AIM OF THE EXERCISE: Pictures do not belong in the copy, so please give every entry below again exactly.

EXERCISE INPUTS:
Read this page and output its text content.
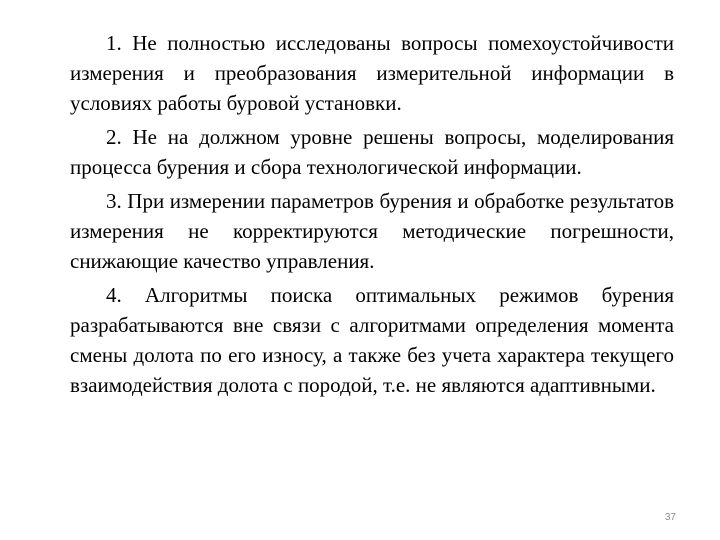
1. Не полностью исследованы вопросы помехоустойчивости измерения и преобразования измерительной информации в условиях работы буровой установки.

2. Не на должном уровне решены вопросы, моделирования процесса бурения и сбора технологической информации.

3. При измерении параметров бурения и обработке результатов измерения не корректируются методические погрешности, снижающие качество управления.

4. Алгоритмы поиска оптимальных режимов бурения разрабатываются вне связи с алгоритмами определения момента смены долота по его износу, а также без учета характера текущего взаимодействия долота с породой, т.е. не являются адаптивными.

37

ANSWER TO THIS PROBLEM:
Read this page and output its text content.
1. Не полностью исследованы вопросы помехоустойчивости измерения и преобразования измерительной информации в условиях работы буровой установки.

2. Не на должном уровне решены вопросы, моделирования процесса бурения и сбора технологической информации.

3. При измерении параметров бурения и обработке результатов измерения не корректируются методические погрешности, снижающие качество управления.

4. Алгоритмы поиска оптимальных режимов бурения разрабатываются вне связи с алгоритмами определения момента смены долота по его износу, а также без учета характера текущего взаимодействия долота с породой, т.е. не являются адаптивными.

37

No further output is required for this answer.